Short problem: Every line below is to be quoted exactly, with nothing added or dropped.

________________________________________

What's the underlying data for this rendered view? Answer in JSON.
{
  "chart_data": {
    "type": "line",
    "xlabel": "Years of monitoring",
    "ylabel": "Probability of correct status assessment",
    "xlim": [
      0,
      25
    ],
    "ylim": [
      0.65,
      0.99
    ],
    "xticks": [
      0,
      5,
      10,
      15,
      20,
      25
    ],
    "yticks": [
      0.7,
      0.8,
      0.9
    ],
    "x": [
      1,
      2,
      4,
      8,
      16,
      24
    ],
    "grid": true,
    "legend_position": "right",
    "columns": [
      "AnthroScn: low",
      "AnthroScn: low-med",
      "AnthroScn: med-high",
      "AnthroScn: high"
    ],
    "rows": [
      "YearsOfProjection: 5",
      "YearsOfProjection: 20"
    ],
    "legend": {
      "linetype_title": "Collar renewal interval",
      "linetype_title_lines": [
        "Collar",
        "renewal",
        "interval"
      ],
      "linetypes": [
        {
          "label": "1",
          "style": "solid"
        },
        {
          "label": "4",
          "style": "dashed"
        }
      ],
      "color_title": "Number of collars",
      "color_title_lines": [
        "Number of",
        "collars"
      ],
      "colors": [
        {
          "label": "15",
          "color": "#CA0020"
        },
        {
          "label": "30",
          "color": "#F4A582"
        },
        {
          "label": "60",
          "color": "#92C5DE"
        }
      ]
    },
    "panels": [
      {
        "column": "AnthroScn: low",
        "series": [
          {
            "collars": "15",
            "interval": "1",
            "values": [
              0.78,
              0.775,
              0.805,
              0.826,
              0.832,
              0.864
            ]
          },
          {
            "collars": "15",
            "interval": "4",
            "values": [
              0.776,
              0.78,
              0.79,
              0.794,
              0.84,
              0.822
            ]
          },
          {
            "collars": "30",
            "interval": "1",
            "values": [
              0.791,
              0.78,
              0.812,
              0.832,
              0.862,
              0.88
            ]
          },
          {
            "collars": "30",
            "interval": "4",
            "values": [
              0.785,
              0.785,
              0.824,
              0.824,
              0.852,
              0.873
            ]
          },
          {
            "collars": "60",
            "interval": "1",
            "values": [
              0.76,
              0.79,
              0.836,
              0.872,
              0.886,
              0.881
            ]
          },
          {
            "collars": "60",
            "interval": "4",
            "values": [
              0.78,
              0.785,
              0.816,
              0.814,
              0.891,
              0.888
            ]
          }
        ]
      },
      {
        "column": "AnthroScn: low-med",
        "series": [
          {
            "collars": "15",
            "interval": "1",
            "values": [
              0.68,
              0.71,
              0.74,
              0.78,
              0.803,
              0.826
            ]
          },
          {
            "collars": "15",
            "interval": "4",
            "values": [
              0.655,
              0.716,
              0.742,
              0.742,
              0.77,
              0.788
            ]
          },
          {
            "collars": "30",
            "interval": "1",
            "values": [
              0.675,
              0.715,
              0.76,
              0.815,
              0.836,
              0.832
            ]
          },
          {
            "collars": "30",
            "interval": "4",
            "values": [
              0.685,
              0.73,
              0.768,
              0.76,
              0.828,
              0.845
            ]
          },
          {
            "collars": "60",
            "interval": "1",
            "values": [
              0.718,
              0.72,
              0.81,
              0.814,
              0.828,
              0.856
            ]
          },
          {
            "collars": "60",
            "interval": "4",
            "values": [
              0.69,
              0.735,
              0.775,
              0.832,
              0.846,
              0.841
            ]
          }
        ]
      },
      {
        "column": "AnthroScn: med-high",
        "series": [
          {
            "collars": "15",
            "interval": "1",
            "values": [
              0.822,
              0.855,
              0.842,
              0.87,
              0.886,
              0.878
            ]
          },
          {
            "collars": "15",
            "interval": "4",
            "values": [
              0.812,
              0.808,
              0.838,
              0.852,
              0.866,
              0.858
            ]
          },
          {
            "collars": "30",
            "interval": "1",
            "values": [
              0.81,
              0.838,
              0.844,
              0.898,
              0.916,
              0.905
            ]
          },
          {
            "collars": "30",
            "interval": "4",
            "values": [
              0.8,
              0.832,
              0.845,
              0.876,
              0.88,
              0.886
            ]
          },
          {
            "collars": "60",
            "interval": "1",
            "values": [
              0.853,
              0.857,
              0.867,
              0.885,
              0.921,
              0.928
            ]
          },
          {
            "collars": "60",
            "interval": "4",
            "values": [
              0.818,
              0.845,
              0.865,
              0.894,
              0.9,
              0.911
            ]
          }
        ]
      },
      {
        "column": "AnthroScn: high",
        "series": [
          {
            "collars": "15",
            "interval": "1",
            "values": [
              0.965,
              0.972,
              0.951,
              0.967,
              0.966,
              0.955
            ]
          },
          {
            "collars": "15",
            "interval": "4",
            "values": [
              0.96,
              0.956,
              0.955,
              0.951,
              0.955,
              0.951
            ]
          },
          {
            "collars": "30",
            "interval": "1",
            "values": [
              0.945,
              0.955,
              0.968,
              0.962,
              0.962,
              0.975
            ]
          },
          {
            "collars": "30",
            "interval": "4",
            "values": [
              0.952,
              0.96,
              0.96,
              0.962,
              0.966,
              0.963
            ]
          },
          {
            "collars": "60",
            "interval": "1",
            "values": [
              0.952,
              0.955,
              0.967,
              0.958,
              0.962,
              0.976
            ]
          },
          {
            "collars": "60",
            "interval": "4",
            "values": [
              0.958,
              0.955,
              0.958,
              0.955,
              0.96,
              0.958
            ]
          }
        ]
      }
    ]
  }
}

________________________________________

Solution:
What's the underlying data for this rendered view? Answer in JSON.
{
  "chart_data": {
    "type": "line",
    "xlabel": "Years of monitoring",
    "ylabel": "Probability of correct status assessment",
    "xlim": [
      0,
      25
    ],
    "ylim": [
      0.65,
      0.99
    ],
    "xticks": [
      0,
      5,
      10,
      15,
      20,
      25
    ],
    "yticks": [
      0.7,
      0.8,
      0.9
    ],
    "x": [
      1,
      2,
      4,
      8,
      16,
      24
    ],
    "grid": true,
    "legend_position": "right",
    "columns": [
      "AnthroScn: low",
      "AnthroScn: low-med",
      "AnthroScn: med-high",
      "AnthroScn: high"
    ],
    "rows": [
      "YearsOfProjection: 5",
      "YearsOfProjection: 20"
    ],
    "legend": {
      "linetype_title": "Collar renewal interval",
      "linetype_title_lines": [
        "Collar",
        "renewal",
        "interval"
      ],
      "linetypes": [
        {
          "label": "1",
          "style": "solid"
        },
        {
          "label": "4",
          "style": "dashed"
        }
      ],
      "color_title": "Number of collars",
      "color_title_lines": [
        "Number of",
        "collars"
      ],
      "colors": [
        {
          "label": "15",
          "color": "#CA0020"
        },
        {
          "label": "30",
          "color": "#F4A582"
        },
        {
          "label": "60",
          "color": "#92C5DE"
        }
      ]
    },
    "panels": [
      {
        "column": "AnthroScn: low",
        "series": [
          {
            "collars": "15",
            "interval": "1",
            "values": [
              0.78,
              0.775,
              0.805,
              0.826,
              0.832,
              0.864
            ]
          },
          {
            "collars": "15",
            "interval": "4",
            "values": [
              0.776,
              0.78,
              0.79,
              0.794,
              0.84,
              0.822
            ]
          },
          {
            "collars": "30",
            "interval": "1",
            "values": [
              0.791,
              0.78,
              0.812,
              0.832,
              0.862,
              0.88
            ]
          },
          {
            "collars": "30",
            "interval": "4",
            "values": [
              0.785,
              0.785,
              0.824,
              0.824,
              0.852,
              0.873
            ]
          },
          {
            "collars": "60",
            "interval": "1",
            "values": [
              0.76,
              0.79,
              0.836,
              0.872,
              0.886,
              0.881
            ]
          },
          {
            "collars": "60",
            "interval": "4",
            "values": [
              0.78,
              0.785,
              0.816,
              0.814,
              0.891,
              0.888
            ]
          }
        ]
      },
      {
        "column": "AnthroScn: low-med",
        "series": [
          {
            "collars": "15",
            "interval": "1",
            "values": [
              0.68,
              0.71,
              0.74,
              0.78,
              0.803,
              0.826
            ]
          },
          {
            "collars": "15",
            "interval": "4",
            "values": [
              0.655,
              0.716,
              0.742,
              0.742,
              0.77,
              0.788
            ]
          },
          {
            "collars": "30",
            "interval": "1",
            "values": [
              0.675,
              0.715,
              0.76,
              0.815,
              0.836,
              0.832
            ]
          },
          {
            "collars": "30",
            "interval": "4",
            "values": [
              0.685,
              0.73,
              0.768,
              0.76,
              0.828,
              0.845
            ]
          },
          {
            "collars": "60",
            "interval": "1",
            "values": [
              0.718,
              0.72,
              0.81,
              0.814,
              0.828,
              0.856
            ]
          },
          {
            "collars": "60",
            "interval": "4",
            "values": [
              0.69,
              0.735,
              0.775,
              0.832,
              0.846,
              0.841
            ]
          }
        ]
      },
      {
        "column": "AnthroScn: med-high",
        "series": [
          {
            "collars": "15",
            "interval": "1",
            "values": [
              0.822,
              0.855,
              0.842,
              0.87,
              0.886,
              0.878
            ]
          },
          {
            "collars": "15",
            "interval": "4",
            "values": [
              0.812,
              0.808,
              0.838,
              0.852,
              0.866,
              0.858
            ]
          },
          {
            "collars": "30",
            "interval": "1",
            "values": [
              0.81,
              0.838,
              0.844,
              0.898,
              0.916,
              0.905
            ]
          },
          {
            "collars": "30",
            "interval": "4",
            "values": [
              0.8,
              0.832,
              0.845,
              0.876,
              0.88,
              0.886
            ]
          },
          {
            "collars": "60",
            "interval": "1",
            "values": [
              0.853,
              0.857,
              0.867,
              0.885,
              0.921,
              0.928
            ]
          },
          {
            "collars": "60",
            "interval": "4",
            "values": [
              0.818,
              0.845,
              0.865,
              0.894,
              0.9,
              0.911
            ]
          }
        ]
      },
      {
        "column": "AnthroScn: high",
        "series": [
          {
            "collars": "15",
            "interval": "1",
            "values": [
              0.965,
              0.972,
              0.951,
              0.967,
              0.966,
              0.955
            ]
          },
          {
            "collars": "15",
            "interval": "4",
            "values": [
              0.96,
              0.956,
              0.955,
              0.951,
              0.955,
              0.951
            ]
          },
          {
            "collars": "30",
            "interval": "1",
            "values": [
              0.945,
              0.955,
              0.968,
              0.962,
              0.962,
              0.975
            ]
          },
          {
            "collars": "30",
            "interval": "4",
            "values": [
              0.952,
              0.96,
              0.96,
              0.962,
              0.966,
              0.963
            ]
          },
          {
            "collars": "60",
            "interval": "1",
            "values": [
              0.952,
              0.955,
              0.967,
              0.958,
              0.962,
              0.976
            ]
          },
          {
            "collars": "60",
            "interval": "4",
            "values": [
              0.958,
              0.955,
              0.958,
              0.955,
              0.96,
              0.958
            ]
          }
        ]
      }
    ]
  }
}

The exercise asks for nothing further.